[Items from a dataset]
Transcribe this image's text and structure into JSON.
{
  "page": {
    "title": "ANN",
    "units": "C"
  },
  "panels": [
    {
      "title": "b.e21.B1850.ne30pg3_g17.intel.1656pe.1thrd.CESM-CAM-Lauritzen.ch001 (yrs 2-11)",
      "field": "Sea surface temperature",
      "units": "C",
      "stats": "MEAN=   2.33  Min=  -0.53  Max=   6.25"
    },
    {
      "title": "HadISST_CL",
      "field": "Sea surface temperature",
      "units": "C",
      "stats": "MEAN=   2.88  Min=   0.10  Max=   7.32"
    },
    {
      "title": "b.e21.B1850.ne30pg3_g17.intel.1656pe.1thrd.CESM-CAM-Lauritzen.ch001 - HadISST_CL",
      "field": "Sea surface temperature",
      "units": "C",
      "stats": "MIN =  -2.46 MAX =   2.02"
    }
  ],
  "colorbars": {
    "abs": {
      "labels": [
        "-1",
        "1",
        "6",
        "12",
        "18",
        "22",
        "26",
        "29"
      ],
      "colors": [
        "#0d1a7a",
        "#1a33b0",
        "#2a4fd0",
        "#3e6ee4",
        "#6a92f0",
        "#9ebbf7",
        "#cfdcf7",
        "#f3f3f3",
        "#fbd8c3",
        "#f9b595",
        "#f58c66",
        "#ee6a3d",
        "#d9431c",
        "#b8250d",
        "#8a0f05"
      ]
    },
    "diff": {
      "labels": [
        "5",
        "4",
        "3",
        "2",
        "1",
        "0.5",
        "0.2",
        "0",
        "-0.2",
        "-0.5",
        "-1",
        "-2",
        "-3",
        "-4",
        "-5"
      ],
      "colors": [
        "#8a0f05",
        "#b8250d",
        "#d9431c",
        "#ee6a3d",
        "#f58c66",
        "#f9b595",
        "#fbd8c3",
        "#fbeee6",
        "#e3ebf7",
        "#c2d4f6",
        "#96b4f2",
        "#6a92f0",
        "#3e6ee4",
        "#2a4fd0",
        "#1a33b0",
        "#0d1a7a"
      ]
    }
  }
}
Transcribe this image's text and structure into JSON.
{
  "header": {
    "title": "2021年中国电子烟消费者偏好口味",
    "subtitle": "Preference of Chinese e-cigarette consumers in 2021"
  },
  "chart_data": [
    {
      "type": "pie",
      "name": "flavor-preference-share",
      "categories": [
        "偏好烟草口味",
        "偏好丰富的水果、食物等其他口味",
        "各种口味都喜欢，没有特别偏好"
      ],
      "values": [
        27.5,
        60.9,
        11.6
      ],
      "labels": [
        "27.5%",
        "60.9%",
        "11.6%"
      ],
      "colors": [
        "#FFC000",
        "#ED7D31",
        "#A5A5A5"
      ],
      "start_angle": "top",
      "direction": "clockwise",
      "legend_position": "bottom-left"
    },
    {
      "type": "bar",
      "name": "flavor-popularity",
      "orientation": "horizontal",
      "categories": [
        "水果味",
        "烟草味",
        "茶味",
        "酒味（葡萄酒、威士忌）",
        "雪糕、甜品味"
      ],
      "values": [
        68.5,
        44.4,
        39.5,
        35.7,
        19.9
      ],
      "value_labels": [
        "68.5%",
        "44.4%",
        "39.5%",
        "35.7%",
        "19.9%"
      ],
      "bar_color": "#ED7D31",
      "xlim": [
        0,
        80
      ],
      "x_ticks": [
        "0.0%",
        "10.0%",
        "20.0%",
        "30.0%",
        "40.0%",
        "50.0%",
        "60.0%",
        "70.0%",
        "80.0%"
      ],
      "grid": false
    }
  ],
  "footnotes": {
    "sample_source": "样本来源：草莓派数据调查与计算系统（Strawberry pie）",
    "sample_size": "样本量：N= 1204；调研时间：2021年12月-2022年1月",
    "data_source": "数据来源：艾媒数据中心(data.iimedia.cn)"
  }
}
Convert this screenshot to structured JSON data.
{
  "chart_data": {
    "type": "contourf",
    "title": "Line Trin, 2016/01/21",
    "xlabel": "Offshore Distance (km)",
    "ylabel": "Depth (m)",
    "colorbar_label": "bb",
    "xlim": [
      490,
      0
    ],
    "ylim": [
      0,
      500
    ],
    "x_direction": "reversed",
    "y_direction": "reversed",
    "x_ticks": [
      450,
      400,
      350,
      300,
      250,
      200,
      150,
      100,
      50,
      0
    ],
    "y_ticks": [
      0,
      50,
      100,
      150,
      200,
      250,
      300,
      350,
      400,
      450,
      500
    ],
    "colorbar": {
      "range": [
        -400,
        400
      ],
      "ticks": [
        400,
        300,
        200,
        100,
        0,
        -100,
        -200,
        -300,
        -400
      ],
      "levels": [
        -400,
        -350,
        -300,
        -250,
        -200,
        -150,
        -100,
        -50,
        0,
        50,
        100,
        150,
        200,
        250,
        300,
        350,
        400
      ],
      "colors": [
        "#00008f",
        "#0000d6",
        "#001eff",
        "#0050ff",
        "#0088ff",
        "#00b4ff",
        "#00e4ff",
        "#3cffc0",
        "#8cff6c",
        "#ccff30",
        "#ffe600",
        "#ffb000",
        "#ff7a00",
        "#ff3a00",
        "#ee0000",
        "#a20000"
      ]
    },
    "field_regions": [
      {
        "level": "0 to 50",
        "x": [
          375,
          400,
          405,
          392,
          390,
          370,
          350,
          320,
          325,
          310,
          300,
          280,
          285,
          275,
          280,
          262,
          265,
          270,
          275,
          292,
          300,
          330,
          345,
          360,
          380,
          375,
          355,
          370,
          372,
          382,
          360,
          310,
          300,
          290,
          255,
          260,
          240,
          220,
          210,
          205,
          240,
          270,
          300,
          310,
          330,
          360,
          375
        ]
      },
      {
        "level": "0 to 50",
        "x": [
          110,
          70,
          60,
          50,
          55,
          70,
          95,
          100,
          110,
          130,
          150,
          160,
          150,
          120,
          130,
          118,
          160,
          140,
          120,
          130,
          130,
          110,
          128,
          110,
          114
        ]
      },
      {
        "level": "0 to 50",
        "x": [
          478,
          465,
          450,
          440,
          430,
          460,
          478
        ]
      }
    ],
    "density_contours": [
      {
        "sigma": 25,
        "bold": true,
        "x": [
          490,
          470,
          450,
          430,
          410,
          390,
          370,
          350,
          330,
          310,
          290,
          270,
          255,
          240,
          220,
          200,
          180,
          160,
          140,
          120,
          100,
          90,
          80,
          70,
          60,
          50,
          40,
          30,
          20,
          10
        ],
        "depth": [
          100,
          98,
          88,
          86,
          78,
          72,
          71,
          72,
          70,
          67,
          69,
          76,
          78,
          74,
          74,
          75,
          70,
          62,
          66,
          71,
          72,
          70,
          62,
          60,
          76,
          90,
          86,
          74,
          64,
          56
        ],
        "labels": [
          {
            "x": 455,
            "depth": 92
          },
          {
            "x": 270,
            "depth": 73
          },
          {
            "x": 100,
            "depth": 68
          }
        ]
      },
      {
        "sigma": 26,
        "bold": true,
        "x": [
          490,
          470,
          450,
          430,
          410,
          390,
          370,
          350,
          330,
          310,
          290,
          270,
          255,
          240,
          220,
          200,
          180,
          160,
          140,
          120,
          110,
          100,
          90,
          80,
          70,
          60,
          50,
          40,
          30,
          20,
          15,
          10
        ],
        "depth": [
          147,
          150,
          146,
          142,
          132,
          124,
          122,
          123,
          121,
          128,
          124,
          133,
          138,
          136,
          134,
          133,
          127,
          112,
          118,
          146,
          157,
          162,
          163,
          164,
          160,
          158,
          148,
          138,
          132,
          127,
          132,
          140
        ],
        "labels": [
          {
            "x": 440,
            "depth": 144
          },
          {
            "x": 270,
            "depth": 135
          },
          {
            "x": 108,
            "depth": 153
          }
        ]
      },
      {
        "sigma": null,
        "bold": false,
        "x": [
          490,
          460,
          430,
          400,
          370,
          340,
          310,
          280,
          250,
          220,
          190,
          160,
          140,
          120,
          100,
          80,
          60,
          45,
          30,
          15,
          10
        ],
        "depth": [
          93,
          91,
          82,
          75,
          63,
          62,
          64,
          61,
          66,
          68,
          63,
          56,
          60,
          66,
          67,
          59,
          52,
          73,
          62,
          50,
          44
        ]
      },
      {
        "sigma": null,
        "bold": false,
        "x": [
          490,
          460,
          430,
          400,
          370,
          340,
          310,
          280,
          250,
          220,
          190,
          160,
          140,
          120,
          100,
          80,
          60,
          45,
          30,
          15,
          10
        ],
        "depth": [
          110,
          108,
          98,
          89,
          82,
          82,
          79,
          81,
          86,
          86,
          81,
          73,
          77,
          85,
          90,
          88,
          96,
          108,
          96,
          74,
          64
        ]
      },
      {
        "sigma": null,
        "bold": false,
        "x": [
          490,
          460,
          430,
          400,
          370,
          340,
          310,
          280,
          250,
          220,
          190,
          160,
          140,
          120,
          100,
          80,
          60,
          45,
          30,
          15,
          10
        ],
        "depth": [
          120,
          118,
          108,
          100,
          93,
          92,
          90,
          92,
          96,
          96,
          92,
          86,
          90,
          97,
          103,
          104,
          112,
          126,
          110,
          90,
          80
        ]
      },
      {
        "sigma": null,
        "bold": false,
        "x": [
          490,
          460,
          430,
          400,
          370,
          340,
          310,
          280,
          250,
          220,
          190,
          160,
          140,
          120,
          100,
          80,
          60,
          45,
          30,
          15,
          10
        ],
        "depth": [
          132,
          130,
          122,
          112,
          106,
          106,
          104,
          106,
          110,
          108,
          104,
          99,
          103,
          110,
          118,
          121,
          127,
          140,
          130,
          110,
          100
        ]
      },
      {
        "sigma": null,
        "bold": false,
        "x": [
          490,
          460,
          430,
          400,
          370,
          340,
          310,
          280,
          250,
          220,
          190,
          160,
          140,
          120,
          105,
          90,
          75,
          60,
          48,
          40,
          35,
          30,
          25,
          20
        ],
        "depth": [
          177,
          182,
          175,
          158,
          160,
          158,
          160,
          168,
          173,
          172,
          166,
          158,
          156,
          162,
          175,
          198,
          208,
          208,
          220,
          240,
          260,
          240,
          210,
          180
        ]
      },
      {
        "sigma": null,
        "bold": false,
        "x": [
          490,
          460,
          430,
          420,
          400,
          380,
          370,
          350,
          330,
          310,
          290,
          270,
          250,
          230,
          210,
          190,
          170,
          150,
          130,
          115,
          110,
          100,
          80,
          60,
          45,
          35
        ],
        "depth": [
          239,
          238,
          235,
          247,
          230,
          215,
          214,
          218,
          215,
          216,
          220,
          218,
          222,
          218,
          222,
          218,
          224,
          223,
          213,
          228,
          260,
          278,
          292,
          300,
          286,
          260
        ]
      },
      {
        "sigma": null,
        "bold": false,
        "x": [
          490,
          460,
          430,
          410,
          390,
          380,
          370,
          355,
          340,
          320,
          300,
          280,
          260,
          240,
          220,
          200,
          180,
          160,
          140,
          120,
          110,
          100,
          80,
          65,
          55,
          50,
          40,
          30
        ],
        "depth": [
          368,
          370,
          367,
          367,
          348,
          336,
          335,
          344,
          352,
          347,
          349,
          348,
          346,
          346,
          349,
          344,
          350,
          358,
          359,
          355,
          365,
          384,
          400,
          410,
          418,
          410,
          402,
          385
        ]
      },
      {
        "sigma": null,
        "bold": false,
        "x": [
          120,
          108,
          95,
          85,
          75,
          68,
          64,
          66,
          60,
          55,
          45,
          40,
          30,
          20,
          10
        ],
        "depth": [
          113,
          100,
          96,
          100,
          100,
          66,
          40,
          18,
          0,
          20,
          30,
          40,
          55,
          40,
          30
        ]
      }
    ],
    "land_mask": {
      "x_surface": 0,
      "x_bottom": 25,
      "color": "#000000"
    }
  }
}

**INSTRUCTIONS FOR THE TASK:** Looking at the records above, tally the lines holding "intel" and reply with that number only.

**EXPECTED OUTPUT:** 2